* **Problem description**
The records that follow must be reproduced in full, exactly as written.

* **Dataset records**
++++++
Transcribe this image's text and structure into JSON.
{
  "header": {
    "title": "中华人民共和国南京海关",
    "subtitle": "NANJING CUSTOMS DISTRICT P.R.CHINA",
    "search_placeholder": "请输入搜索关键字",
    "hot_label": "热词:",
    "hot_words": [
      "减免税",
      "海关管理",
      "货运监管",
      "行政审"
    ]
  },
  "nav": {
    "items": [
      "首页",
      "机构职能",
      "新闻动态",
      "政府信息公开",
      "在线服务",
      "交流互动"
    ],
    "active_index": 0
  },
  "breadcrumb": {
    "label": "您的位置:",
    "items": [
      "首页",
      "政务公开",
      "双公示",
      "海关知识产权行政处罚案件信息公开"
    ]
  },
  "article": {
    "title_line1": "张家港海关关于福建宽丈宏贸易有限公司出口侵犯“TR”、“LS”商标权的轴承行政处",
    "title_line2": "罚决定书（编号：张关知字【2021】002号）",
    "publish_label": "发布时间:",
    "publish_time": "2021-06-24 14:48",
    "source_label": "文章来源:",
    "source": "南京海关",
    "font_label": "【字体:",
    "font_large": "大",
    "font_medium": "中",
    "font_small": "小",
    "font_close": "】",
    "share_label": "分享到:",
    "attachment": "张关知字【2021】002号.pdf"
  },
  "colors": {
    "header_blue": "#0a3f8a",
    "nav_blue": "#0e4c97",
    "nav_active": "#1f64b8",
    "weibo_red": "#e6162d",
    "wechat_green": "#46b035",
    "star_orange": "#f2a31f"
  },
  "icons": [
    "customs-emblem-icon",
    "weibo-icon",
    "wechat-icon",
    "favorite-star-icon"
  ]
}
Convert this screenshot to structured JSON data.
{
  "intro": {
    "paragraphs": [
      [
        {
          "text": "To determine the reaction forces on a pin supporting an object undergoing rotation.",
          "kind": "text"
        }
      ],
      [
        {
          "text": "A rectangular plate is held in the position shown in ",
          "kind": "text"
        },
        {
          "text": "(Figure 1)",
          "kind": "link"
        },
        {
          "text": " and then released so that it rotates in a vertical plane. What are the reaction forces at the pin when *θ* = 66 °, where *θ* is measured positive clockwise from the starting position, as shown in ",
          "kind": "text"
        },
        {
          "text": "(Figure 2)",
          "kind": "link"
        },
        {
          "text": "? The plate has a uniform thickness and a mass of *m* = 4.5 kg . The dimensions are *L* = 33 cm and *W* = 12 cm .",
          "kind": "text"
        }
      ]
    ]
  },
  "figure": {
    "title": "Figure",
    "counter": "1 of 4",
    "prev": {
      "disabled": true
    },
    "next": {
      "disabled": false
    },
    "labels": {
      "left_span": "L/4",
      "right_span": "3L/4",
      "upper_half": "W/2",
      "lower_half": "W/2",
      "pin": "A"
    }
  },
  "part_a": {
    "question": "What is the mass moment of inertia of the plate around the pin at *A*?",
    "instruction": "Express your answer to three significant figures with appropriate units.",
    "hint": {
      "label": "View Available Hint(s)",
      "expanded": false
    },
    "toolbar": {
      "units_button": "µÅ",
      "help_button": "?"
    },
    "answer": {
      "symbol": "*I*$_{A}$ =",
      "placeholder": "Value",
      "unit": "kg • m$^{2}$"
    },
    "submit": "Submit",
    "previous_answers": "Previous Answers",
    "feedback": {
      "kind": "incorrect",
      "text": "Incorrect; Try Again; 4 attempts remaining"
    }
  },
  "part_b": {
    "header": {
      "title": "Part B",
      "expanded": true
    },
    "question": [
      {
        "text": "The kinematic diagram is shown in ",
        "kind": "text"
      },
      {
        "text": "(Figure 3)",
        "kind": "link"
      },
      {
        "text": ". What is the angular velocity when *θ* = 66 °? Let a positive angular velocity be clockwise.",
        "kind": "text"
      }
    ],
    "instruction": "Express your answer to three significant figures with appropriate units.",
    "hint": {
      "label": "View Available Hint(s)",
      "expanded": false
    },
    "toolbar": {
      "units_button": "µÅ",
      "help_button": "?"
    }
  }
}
++++++
* **Written answer**
Transcribe this image's text and structure into JSON.
{
  "header": {
    "title": "中华人民共和国南京海关",
    "subtitle": "NANJING CUSTOMS DISTRICT P.R.CHINA",
    "search_placeholder": "请输入搜索关键字",
    "hot_label": "热词:",
    "hot_words": [
      "减免税",
      "海关管理",
      "货运监管",
      "行政审"
    ]
  },
  "nav": {
    "items": [
      "首页",
      "机构职能",
      "新闻动态",
      "政府信息公开",
      "在线服务",
      "交流互动"
    ],
    "active_index": 0
  },
  "breadcrumb": {
    "label": "您的位置:",
    "items": [
      "首页",
      "政务公开",
      "双公示",
      "海关知识产权行政处罚案件信息公开"
    ]
  },
  "article": {
    "title_line1": "张家港海关关于福建宽丈宏贸易有限公司出口侵犯“TR”、“LS”商标权的轴承行政处",
    "title_line2": "罚决定书（编号：张关知字【2021】002号）",
    "publish_label": "发布时间:",
    "publish_time": "2021-06-24 14:48",
    "source_label": "文章来源:",
    "source": "南京海关",
    "font_label": "【字体:",
    "font_large": "大",
    "font_medium": "中",
    "font_small": "小",
    "font_close": "】",
    "share_label": "分享到:",
    "attachment": "张关知字【2021】002号.pdf"
  },
  "colors": {
    "header_blue": "#0a3f8a",
    "nav_blue": "#0e4c97",
    "nav_active": "#1f64b8",
    "weibo_red": "#e6162d",
    "wechat_green": "#46b035",
    "star_orange": "#f2a31f"
  },
  "icons": [
    "customs-emblem-icon",
    "weibo-icon",
    "wechat-icon",
    "favorite-star-icon"
  ]
}
Convert this screenshot to structured JSON data.
{
  "intro": {
    "paragraphs": [
      [
        {
          "text": "To determine the reaction forces on a pin supporting an object undergoing rotation.",
          "kind": "text"
        }
      ],
      [
        {
          "text": "A rectangular plate is held in the position shown in ",
          "kind": "text"
        },
        {
          "text": "(Figure 1)",
          "kind": "link"
        },
        {
          "text": " and then released so that it rotates in a vertical plane. What are the reaction forces at the pin when *θ* = 66 °, where *θ* is measured positive clockwise from the starting position, as shown in ",
          "kind": "text"
        },
        {
          "text": "(Figure 2)",
          "kind": "link"
        },
        {
          "text": "? The plate has a uniform thickness and a mass of *m* = 4.5 kg . The dimensions are *L* = 33 cm and *W* = 12 cm .",
          "kind": "text"
        }
      ]
    ]
  },
  "figure": {
    "title": "Figure",
    "counter": "1 of 4",
    "prev": {
      "disabled": true
    },
    "next": {
      "disabled": false
    },
    "labels": {
      "left_span": "L/4",
      "right_span": "3L/4",
      "upper_half": "W/2",
      "lower_half": "W/2",
      "pin": "A"
    }
  },
  "part_a": {
    "question": "What is the mass moment of inertia of the plate around the pin at *A*?",
    "instruction": "Express your answer to three significant figures with appropriate units.",
    "hint": {
      "label": "View Available Hint(s)",
      "expanded": false
    },
    "toolbar": {
      "units_button": "µÅ",
      "help_button": "?"
    },
    "answer": {
      "symbol": "*I*$_{A}$ =",
      "placeholder": "Value",
      "unit": "kg • m$^{2}$"
    },
    "submit": "Submit",
    "previous_answers": "Previous Answers",
    "feedback": {
      "kind": "incorrect",
      "text": "Incorrect; Try Again; 4 attempts remaining"
    }
  },
  "part_b": {
    "header": {
      "title": "Part B",
      "expanded": true
    },
    "question": [
      {
        "text": "The kinematic diagram is shown in ",
        "kind": "text"
      },
      {
        "text": "(Figure 3)",
        "kind": "link"
      },
      {
        "text": ". What is the angular velocity when *θ* = 66 °? Let a positive angular velocity be clockwise.",
        "kind": "text"
      }
    ],
    "instruction": "Express your answer to three significant figures with appropriate units.",
    "hint": {
      "label": "View Available Hint(s)",
      "expanded": false
    },
    "toolbar": {
      "units_button": "µÅ",
      "help_button": "?"
    }
  }
}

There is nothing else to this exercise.